:: RAW DATA ::

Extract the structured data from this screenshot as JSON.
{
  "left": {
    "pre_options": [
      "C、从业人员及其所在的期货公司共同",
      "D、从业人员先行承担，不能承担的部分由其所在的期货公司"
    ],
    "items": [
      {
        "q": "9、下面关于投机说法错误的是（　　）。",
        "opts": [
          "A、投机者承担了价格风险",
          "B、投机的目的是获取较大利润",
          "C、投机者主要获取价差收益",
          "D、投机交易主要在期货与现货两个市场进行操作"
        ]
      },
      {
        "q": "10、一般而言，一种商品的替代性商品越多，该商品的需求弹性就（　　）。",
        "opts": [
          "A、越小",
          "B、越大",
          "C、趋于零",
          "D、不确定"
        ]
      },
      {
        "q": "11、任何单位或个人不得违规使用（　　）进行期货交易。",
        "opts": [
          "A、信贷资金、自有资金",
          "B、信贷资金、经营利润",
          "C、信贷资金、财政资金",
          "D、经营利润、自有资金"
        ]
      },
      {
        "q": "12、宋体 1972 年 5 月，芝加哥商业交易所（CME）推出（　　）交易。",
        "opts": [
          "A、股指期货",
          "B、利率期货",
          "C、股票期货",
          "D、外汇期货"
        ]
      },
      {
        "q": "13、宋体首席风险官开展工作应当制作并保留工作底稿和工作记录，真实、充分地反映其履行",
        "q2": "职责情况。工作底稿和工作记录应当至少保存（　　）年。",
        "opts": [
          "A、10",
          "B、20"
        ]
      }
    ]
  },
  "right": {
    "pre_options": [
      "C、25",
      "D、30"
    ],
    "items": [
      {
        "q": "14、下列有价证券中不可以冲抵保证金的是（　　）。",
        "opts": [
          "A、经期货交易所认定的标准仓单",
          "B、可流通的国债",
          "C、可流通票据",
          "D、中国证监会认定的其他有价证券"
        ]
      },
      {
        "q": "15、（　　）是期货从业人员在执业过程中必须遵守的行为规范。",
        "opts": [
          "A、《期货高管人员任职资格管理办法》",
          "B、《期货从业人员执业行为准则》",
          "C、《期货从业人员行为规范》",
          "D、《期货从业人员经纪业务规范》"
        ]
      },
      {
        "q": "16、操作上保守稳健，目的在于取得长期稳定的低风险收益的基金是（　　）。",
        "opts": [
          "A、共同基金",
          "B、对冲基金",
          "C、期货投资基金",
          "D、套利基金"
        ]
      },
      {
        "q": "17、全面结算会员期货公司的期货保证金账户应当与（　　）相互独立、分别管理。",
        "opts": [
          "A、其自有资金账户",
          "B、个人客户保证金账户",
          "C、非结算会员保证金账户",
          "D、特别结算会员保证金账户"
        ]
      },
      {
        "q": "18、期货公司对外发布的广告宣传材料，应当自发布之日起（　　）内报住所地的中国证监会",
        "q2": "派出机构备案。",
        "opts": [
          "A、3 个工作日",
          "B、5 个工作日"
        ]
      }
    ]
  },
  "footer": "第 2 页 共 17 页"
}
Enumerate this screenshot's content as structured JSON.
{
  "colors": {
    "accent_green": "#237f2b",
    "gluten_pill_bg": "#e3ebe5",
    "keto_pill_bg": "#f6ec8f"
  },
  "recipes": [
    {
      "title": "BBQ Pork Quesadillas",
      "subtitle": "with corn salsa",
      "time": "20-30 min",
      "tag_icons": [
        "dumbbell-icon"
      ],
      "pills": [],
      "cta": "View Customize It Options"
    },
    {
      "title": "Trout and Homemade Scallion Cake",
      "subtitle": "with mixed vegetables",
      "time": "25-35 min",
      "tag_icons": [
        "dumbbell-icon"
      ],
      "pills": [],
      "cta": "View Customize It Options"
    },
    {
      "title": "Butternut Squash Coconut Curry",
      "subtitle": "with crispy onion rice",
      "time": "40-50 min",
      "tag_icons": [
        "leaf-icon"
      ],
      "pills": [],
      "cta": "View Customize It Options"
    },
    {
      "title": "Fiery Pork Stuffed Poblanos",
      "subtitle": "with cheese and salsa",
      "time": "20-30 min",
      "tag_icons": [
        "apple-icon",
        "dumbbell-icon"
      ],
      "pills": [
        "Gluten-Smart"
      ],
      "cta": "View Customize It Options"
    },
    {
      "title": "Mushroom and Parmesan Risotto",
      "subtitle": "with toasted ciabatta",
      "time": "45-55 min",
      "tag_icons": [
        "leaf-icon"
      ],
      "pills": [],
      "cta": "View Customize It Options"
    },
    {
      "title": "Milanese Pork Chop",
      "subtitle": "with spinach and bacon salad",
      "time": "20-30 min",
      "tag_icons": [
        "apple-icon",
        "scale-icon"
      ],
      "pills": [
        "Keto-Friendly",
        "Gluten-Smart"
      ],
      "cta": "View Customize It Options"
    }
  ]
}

:: BRIEF ::
Say how many lines in the entries contain the string "salsa", and say nothing else.

:: SOLVED PROBLEM ::
2